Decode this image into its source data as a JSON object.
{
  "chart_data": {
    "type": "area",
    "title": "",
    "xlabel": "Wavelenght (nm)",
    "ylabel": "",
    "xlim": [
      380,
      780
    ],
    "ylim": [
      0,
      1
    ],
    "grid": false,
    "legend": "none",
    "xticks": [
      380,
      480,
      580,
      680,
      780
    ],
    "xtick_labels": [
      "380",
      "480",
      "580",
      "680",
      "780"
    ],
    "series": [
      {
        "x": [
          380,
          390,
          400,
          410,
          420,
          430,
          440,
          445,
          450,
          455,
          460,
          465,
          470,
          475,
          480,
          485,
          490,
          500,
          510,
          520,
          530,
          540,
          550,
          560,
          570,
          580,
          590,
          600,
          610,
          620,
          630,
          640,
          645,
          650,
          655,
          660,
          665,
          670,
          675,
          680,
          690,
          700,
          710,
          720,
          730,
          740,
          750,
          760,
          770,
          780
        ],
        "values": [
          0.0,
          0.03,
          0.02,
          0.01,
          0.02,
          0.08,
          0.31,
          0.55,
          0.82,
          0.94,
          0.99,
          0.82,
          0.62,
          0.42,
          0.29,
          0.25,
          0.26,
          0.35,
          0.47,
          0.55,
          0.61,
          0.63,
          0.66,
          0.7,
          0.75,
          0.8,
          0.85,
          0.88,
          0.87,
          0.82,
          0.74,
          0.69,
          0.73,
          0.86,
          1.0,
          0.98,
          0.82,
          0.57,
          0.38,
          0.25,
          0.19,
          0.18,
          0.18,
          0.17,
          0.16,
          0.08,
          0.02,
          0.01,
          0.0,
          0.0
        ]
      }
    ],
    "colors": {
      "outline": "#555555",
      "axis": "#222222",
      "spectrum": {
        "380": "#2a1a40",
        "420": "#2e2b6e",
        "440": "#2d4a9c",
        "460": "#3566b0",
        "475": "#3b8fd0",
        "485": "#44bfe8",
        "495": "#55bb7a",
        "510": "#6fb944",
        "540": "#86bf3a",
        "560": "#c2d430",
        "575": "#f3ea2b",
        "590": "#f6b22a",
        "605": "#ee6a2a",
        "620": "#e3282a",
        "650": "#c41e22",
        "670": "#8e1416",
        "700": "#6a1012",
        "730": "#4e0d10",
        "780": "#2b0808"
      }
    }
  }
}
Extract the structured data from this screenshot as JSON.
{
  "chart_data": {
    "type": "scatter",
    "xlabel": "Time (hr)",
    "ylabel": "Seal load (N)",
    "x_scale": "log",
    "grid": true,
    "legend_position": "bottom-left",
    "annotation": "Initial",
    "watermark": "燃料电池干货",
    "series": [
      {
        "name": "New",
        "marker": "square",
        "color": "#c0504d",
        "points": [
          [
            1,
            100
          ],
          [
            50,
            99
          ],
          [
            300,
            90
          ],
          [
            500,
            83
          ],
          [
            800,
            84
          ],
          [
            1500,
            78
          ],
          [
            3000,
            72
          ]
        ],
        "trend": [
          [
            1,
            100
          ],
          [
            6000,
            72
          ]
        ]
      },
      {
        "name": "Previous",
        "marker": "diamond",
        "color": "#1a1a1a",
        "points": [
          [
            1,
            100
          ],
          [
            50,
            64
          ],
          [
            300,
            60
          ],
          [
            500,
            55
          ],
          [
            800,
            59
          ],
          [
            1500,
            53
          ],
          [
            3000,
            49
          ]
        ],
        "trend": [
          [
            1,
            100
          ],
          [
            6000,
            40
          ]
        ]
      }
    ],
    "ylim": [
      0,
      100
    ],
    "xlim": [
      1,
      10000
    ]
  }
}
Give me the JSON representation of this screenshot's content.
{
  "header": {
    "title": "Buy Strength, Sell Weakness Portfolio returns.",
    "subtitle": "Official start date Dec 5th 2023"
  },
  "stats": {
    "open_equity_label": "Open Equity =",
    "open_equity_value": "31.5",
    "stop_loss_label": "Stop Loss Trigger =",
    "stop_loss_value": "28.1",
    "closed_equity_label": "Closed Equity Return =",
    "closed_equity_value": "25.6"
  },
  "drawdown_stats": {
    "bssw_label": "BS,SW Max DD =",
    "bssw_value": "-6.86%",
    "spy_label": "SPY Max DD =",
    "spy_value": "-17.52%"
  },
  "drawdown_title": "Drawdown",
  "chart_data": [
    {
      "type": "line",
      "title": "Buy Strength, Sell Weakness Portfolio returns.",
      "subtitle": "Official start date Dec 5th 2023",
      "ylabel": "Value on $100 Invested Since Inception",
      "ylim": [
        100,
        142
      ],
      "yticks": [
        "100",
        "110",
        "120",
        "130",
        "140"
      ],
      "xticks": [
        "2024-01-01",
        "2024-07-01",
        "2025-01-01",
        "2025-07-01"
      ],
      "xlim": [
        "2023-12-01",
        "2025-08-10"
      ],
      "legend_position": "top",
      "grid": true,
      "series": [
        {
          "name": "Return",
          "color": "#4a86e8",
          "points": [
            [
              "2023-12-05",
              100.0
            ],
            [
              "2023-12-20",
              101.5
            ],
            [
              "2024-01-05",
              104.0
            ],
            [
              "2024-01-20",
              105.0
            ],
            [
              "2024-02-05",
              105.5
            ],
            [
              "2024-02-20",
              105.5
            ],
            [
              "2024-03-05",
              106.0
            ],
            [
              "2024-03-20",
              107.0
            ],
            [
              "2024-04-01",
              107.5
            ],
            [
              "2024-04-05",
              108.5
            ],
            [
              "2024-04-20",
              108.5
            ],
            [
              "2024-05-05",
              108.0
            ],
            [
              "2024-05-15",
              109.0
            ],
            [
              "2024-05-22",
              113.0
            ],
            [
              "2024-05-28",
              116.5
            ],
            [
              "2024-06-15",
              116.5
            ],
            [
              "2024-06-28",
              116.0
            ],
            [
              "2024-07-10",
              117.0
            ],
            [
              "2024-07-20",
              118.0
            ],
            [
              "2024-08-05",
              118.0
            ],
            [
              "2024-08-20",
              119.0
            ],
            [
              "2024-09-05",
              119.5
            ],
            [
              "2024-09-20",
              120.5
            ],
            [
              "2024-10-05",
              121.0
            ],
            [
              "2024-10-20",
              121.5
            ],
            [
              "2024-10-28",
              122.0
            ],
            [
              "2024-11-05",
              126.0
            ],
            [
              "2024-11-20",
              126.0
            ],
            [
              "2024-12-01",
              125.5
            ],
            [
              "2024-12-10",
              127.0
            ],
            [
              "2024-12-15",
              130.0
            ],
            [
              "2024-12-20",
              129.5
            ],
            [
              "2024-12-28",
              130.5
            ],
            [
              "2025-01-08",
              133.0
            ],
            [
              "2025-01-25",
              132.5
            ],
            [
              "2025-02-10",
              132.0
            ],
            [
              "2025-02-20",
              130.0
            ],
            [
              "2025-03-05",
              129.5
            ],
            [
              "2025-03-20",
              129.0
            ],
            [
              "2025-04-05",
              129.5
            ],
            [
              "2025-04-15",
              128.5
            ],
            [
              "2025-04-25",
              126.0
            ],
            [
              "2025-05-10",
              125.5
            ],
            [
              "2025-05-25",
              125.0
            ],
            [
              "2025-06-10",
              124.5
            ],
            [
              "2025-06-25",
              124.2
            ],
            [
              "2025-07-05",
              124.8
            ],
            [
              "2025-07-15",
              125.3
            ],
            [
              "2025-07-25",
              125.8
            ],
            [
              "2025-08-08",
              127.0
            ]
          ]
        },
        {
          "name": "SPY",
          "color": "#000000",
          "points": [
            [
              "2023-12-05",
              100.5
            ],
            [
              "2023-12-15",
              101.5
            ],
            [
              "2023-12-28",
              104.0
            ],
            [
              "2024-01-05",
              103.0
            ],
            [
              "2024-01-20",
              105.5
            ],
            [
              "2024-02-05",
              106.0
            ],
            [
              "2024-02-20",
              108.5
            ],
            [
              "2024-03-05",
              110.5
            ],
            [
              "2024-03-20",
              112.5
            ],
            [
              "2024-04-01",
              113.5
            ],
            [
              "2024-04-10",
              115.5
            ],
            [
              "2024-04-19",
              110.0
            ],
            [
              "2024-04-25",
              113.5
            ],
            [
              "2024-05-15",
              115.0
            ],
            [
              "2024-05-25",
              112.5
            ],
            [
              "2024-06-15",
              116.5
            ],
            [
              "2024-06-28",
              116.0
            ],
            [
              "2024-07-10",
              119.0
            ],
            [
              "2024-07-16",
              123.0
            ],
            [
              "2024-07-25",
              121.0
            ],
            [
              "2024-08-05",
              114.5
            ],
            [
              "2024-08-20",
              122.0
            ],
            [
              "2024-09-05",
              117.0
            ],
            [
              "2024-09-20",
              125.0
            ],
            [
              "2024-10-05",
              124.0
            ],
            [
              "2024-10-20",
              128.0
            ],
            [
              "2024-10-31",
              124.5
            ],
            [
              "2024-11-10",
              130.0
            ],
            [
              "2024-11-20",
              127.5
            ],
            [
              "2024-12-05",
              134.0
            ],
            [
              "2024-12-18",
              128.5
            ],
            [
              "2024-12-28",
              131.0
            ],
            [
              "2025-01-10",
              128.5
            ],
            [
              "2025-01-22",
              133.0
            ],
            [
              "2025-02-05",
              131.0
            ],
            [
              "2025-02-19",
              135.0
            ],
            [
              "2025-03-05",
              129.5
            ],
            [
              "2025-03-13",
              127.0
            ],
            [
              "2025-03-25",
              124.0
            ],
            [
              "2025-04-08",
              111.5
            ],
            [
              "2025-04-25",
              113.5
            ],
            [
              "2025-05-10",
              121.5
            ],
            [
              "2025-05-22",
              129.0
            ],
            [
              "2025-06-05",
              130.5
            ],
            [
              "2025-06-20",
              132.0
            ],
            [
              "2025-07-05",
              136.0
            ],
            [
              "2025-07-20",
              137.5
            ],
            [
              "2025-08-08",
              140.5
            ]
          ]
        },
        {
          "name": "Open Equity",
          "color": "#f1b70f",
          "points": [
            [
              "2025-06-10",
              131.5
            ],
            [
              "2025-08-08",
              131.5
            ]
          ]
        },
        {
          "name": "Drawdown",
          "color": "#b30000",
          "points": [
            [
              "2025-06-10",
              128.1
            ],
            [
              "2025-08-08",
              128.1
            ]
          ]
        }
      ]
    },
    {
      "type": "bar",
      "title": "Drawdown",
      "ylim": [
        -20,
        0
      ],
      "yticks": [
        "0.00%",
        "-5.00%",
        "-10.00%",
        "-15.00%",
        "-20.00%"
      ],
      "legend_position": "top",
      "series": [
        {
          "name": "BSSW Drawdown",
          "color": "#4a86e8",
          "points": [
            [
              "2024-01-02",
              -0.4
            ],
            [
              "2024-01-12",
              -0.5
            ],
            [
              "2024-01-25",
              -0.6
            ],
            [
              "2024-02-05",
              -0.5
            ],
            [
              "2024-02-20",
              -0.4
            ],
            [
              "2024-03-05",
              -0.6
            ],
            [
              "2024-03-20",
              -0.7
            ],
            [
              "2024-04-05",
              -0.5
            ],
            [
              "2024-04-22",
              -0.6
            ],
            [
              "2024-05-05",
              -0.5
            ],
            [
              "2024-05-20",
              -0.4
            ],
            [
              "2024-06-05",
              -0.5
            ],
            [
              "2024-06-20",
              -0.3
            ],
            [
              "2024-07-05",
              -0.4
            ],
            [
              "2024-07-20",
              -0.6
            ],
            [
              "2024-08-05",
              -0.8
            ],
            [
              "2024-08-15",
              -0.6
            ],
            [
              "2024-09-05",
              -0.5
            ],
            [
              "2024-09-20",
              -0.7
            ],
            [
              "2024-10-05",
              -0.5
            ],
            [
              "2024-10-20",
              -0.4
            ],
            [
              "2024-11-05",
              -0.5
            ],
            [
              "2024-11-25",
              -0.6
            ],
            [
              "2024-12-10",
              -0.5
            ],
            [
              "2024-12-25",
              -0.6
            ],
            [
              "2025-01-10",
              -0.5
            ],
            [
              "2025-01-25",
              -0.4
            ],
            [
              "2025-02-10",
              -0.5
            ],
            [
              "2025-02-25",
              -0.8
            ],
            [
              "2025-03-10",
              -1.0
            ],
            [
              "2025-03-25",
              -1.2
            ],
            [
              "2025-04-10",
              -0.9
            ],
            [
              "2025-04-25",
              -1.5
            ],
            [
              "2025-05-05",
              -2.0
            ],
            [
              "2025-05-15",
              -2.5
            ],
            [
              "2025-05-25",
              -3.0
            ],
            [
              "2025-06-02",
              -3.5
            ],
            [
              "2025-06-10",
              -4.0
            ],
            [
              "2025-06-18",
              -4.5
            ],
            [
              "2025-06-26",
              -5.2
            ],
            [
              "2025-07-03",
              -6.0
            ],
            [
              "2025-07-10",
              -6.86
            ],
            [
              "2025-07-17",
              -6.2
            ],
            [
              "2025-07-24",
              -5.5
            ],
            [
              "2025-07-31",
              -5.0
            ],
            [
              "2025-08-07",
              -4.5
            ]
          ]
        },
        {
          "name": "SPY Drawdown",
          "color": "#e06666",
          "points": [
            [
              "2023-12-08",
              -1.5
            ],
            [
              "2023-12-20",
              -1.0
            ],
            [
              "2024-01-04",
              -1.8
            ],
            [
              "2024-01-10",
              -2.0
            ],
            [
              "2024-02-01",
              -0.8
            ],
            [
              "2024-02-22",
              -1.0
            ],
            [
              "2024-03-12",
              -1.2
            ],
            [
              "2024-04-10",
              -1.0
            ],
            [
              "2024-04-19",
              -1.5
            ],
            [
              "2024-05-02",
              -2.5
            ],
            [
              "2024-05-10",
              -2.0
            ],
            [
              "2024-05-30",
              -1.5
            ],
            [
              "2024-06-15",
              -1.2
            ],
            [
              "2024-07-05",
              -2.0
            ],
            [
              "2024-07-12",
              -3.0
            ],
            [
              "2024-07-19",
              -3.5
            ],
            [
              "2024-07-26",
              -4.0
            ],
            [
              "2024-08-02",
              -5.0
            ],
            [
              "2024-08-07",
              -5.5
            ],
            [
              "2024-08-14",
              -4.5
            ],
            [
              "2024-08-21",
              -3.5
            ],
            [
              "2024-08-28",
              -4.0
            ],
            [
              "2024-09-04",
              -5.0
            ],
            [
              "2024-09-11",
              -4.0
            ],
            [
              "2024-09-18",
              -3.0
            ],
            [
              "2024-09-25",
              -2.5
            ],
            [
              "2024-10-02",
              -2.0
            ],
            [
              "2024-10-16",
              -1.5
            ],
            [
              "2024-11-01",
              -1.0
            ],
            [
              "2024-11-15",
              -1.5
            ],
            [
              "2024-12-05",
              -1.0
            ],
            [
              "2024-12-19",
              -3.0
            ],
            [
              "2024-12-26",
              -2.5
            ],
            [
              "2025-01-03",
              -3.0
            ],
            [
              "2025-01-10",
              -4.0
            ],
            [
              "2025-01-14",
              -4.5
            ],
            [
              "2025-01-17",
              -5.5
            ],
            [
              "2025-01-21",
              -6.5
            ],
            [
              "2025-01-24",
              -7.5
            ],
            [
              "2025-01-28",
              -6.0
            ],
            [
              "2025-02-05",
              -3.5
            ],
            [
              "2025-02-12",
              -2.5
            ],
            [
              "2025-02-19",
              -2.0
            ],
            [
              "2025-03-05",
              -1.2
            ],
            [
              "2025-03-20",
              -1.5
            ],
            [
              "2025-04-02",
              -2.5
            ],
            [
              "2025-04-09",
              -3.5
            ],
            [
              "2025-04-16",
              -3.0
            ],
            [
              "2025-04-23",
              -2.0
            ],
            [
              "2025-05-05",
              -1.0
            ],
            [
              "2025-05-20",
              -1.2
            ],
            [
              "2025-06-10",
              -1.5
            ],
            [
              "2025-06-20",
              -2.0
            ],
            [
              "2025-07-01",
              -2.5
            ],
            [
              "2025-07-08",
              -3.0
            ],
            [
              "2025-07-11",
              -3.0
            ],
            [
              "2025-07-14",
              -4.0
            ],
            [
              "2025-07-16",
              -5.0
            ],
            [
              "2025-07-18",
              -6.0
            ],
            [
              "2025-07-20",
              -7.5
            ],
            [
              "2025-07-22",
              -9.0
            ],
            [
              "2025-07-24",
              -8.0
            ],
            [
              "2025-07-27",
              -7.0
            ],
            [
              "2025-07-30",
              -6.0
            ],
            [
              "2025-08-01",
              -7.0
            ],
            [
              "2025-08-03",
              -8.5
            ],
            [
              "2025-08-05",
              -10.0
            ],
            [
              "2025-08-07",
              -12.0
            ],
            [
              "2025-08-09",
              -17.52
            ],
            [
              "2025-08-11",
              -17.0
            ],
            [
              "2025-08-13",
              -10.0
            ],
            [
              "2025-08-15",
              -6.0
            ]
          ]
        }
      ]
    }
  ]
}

------------------------------

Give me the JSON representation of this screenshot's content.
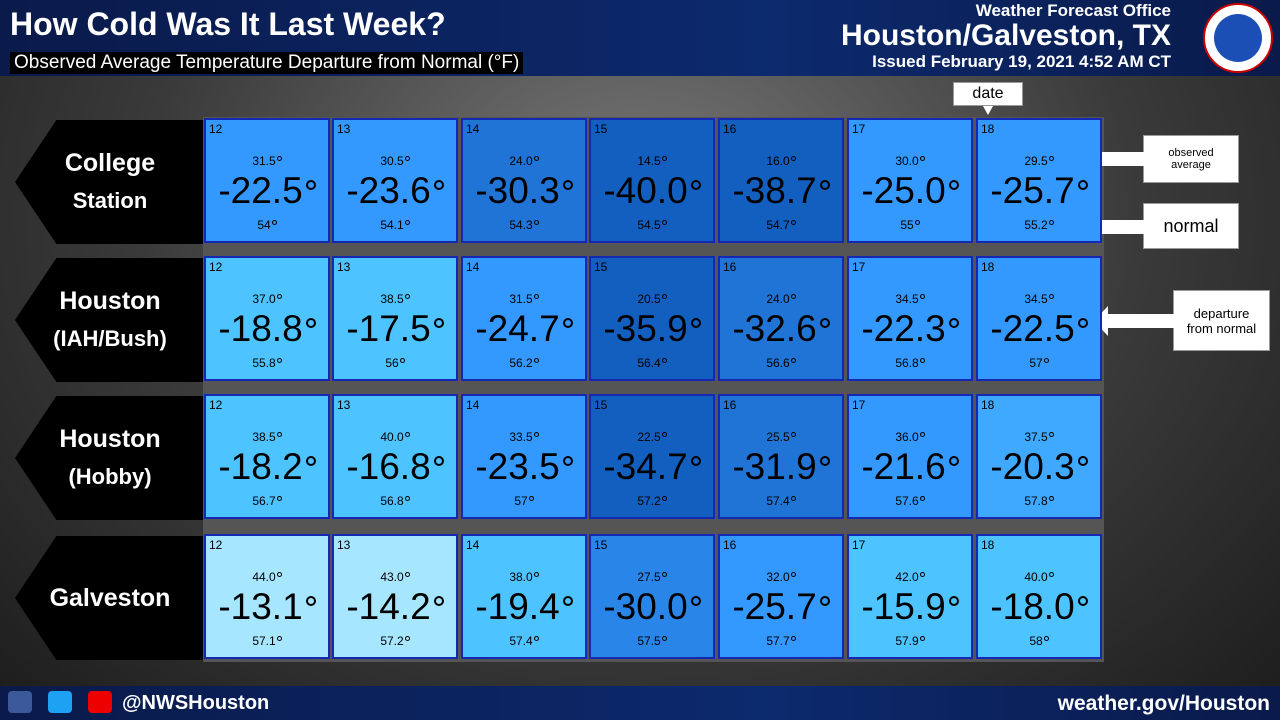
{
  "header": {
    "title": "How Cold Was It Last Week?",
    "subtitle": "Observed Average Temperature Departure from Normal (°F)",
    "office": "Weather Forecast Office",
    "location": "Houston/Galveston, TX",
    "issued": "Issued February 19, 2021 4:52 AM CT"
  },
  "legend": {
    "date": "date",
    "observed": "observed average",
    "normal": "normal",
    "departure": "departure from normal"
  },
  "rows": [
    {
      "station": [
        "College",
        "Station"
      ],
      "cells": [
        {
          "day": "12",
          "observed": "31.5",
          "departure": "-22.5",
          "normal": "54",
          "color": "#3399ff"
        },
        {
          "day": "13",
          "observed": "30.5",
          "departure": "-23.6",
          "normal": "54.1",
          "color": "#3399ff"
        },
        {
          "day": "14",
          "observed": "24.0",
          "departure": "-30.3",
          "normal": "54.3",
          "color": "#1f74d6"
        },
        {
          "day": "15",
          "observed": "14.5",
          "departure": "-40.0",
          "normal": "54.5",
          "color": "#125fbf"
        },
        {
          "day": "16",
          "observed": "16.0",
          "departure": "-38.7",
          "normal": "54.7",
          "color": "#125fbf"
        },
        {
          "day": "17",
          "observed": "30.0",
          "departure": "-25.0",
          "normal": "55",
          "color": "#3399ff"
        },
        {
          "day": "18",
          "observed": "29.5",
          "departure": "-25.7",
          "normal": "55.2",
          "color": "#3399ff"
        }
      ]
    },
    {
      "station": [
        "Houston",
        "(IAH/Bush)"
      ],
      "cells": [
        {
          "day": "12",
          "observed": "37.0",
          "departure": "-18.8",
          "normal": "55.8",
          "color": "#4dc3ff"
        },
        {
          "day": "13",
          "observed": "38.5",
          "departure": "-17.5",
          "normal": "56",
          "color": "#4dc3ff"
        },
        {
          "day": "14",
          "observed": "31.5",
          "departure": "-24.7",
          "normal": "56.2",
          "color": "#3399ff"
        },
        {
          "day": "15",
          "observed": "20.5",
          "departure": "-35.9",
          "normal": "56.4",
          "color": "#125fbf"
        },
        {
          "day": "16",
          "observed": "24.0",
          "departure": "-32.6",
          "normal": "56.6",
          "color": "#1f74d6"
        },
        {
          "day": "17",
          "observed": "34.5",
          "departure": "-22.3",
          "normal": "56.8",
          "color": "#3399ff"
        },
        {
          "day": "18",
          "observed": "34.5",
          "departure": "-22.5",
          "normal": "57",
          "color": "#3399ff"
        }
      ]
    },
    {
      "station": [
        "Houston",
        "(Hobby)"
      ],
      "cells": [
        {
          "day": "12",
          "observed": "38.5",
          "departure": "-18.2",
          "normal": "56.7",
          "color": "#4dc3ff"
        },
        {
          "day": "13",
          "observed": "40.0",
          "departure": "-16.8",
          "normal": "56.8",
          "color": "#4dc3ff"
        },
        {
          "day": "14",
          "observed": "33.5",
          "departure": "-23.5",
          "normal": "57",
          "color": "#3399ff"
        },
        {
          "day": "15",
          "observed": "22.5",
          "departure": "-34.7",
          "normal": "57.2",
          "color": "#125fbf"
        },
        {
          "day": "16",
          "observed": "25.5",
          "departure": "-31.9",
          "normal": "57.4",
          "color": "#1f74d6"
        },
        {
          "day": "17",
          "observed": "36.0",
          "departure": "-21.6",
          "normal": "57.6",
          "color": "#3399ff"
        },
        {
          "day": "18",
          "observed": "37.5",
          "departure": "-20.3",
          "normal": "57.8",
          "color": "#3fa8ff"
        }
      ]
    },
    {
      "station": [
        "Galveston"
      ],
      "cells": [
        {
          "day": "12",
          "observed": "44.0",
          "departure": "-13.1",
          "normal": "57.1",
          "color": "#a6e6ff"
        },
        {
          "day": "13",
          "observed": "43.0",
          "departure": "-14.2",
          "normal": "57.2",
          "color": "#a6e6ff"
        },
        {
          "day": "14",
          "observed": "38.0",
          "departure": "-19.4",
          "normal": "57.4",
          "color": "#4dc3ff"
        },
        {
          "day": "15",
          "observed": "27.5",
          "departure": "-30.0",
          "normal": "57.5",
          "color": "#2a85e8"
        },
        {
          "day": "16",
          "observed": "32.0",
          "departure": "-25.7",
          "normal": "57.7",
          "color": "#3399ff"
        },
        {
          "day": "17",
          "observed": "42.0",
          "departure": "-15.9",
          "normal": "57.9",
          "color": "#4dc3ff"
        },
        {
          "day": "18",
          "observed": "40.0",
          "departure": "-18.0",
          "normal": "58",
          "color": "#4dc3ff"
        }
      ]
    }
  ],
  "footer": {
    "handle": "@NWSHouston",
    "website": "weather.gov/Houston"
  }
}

------------------------------

— THE EXERCISE —
Find the lines above holding the word "Strength" and show them.

— FINISHED ANSWER —
    "title": "Buy Strength, Sell Weakness Portfolio returns.",
      "title": "Buy Strength, Sell Weakness Portfolio returns.",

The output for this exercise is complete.